Extracted records
--- Start ---

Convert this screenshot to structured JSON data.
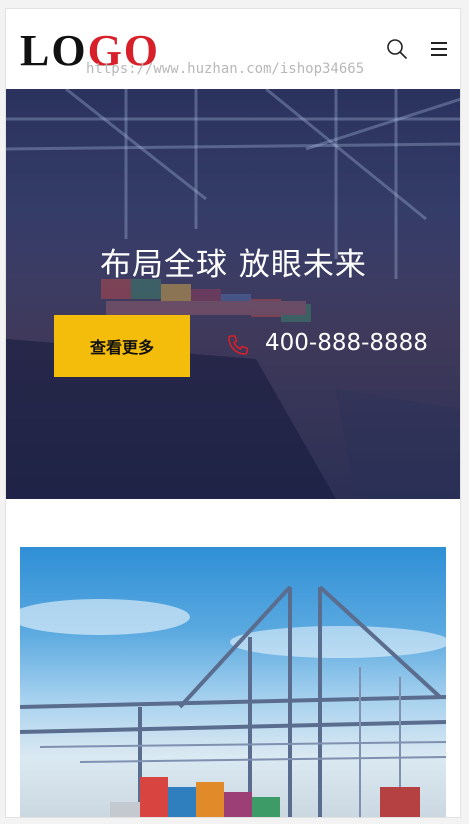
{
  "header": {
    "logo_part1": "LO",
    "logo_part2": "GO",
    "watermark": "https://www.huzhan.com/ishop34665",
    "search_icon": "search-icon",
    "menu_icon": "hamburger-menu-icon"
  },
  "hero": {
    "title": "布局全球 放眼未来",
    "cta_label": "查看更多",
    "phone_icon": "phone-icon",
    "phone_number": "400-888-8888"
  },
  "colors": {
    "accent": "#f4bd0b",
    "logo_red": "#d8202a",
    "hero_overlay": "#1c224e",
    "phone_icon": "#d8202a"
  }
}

--- End ---

→ Goal of the exercise: Repeat each entry exactly as it appears; skip any picture.

→ Response to the task:
Convert this screenshot to structured JSON data.
{
  "header": {
    "logo_part1": "LO",
    "logo_part2": "GO",
    "watermark": "https://www.huzhan.com/ishop34665",
    "search_icon": "search-icon",
    "menu_icon": "hamburger-menu-icon"
  },
  "hero": {
    "title": "布局全球 放眼未来",
    "cta_label": "查看更多",
    "phone_icon": "phone-icon",
    "phone_number": "400-888-8888"
  },
  "colors": {
    "accent": "#f4bd0b",
    "logo_red": "#d8202a",
    "hero_overlay": "#1c224e",
    "phone_icon": "#d8202a"
  }
}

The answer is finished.